** start **

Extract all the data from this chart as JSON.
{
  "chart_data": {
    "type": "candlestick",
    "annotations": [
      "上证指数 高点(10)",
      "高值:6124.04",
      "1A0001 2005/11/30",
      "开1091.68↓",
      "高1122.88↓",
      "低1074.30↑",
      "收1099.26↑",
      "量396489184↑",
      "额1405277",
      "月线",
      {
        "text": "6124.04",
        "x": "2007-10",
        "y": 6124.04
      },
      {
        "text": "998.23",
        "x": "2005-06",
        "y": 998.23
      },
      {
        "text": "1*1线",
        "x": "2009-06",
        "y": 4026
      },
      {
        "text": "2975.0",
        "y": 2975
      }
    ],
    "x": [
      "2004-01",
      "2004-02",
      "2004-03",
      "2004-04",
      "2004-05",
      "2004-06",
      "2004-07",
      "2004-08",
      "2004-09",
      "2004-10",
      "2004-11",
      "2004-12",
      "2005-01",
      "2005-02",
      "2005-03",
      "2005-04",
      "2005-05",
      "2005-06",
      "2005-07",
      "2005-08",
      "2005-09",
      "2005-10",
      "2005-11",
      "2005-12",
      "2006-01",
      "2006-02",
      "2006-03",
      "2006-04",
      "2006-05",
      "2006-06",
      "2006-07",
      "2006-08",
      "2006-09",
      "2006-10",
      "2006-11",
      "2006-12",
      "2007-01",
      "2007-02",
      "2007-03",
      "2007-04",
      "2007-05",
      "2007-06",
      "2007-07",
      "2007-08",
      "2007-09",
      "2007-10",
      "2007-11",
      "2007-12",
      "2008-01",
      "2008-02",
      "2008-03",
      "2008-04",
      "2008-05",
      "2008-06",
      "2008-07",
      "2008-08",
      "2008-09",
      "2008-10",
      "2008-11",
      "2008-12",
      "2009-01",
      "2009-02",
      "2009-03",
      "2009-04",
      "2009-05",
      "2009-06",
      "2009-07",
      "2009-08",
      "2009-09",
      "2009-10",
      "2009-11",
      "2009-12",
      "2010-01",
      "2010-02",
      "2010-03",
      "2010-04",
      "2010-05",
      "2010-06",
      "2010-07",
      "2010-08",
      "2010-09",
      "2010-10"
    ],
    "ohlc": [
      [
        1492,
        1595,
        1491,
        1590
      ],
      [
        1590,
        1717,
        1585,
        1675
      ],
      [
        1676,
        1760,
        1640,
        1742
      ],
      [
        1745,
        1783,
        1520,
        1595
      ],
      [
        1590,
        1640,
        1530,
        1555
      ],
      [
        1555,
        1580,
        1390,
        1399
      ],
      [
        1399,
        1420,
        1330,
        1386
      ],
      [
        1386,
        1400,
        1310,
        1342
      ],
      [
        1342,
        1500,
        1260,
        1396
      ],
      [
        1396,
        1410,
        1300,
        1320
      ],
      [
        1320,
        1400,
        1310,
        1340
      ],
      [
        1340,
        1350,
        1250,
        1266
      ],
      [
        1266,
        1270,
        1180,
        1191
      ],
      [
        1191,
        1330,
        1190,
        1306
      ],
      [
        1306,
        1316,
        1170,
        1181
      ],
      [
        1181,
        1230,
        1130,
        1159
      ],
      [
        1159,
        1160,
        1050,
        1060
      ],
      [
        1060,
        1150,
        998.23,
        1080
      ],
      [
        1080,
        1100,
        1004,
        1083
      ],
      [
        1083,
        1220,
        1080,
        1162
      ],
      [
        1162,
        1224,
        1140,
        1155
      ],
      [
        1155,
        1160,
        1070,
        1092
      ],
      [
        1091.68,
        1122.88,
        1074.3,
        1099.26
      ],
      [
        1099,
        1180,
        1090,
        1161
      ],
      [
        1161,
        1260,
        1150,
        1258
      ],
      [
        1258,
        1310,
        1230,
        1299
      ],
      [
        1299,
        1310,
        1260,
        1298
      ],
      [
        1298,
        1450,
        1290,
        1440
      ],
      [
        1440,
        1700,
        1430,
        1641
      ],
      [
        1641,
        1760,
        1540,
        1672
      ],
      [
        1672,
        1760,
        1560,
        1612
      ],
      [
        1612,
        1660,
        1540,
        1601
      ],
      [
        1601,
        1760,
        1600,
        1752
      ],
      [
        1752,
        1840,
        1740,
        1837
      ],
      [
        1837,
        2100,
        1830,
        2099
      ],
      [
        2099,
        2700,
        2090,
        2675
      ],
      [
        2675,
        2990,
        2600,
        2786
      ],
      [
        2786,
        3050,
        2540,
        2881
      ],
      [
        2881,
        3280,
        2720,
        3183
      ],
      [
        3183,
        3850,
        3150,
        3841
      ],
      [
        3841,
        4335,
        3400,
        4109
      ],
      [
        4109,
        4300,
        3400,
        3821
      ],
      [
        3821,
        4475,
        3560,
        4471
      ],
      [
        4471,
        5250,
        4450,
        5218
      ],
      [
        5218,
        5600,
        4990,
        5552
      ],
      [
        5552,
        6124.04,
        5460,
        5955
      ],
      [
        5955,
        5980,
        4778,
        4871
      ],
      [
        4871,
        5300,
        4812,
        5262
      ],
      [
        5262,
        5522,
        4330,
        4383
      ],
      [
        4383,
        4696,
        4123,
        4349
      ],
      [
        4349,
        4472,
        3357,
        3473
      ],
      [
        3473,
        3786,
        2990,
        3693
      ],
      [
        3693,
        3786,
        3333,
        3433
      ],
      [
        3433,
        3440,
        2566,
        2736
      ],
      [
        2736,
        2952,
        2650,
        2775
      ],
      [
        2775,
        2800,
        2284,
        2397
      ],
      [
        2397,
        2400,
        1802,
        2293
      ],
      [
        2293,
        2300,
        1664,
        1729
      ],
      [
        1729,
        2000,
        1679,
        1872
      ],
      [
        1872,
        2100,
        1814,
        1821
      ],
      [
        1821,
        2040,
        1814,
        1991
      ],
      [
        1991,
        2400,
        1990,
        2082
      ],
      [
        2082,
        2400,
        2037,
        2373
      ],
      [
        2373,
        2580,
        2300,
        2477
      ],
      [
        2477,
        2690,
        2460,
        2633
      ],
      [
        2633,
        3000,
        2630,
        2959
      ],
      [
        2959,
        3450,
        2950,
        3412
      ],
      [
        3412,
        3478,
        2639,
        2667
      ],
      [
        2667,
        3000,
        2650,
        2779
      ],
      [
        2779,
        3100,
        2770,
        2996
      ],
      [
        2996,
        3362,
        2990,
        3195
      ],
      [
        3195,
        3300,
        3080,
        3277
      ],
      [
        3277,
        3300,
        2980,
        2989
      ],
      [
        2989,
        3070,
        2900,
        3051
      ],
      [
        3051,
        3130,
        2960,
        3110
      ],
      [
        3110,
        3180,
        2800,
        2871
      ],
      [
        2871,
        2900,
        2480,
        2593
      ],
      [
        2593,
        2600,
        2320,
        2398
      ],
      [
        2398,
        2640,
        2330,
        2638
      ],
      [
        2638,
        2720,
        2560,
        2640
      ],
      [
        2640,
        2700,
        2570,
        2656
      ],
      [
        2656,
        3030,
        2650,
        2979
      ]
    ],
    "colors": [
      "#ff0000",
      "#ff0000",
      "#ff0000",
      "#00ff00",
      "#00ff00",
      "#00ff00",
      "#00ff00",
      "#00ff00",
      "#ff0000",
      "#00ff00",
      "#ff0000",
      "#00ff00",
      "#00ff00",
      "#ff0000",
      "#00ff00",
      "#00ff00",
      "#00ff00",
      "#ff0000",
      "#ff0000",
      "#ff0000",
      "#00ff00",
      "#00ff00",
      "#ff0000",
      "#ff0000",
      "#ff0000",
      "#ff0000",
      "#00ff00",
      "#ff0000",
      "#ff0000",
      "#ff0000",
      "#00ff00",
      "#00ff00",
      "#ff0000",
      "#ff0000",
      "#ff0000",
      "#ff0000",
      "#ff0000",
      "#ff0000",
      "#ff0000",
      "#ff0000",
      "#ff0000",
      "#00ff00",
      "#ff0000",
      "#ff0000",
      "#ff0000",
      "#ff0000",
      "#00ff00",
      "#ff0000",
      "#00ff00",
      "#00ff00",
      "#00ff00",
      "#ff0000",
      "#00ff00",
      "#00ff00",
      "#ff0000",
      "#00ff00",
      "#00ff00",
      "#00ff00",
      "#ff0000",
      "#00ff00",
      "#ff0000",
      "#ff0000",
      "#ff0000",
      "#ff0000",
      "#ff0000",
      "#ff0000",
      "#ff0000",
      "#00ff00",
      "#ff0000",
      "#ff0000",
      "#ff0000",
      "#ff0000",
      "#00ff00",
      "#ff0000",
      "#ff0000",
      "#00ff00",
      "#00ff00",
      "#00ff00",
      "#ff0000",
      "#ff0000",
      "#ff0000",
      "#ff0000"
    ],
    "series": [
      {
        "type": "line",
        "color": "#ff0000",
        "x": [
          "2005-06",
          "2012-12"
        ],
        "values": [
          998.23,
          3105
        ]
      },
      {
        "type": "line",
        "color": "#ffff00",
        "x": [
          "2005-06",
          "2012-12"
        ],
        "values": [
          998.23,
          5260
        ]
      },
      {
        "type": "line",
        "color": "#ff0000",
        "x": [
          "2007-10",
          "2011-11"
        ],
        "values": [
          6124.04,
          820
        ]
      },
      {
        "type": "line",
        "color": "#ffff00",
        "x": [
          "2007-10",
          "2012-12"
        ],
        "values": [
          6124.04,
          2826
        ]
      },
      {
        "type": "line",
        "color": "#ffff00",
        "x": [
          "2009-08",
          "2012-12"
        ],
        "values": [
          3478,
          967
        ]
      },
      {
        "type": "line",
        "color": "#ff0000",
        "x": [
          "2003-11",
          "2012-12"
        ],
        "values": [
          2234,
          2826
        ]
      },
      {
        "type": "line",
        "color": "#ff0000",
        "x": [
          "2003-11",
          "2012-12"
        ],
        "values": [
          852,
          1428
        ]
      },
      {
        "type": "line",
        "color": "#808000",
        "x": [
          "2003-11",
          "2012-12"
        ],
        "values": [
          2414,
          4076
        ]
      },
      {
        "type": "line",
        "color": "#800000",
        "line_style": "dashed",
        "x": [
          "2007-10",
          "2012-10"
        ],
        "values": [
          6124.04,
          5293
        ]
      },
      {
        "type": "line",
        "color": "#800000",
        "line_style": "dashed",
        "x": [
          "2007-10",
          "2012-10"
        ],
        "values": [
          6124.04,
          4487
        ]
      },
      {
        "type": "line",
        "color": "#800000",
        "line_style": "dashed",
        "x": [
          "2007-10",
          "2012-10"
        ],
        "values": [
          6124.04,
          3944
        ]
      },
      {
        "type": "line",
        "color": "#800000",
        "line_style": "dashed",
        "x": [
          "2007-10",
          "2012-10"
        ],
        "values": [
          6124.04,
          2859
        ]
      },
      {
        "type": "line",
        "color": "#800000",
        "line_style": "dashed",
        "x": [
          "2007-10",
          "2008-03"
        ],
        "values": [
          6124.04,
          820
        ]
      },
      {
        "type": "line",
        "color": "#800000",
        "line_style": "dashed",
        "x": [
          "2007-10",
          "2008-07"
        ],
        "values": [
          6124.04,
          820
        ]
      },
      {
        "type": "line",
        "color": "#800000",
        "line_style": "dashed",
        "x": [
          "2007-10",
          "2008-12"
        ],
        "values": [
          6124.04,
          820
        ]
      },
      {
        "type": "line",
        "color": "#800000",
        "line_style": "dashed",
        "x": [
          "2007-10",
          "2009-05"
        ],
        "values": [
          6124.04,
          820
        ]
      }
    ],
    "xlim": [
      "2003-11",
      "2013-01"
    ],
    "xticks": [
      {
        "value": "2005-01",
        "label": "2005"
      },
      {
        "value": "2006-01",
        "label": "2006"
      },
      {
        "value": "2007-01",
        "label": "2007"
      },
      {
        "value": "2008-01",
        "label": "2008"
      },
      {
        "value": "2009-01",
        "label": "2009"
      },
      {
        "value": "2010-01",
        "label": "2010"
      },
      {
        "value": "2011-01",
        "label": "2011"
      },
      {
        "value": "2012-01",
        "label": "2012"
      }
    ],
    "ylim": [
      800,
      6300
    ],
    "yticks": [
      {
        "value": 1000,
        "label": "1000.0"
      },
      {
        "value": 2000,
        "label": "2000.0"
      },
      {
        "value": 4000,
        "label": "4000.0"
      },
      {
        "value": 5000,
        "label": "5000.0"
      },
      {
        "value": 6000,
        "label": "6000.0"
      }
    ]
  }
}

** end **

## WHAT THIS TASK INVOLVES
Determine the number of lines in these entries that contain the word "text", and write only that number.

## EXERCISE RESULT
4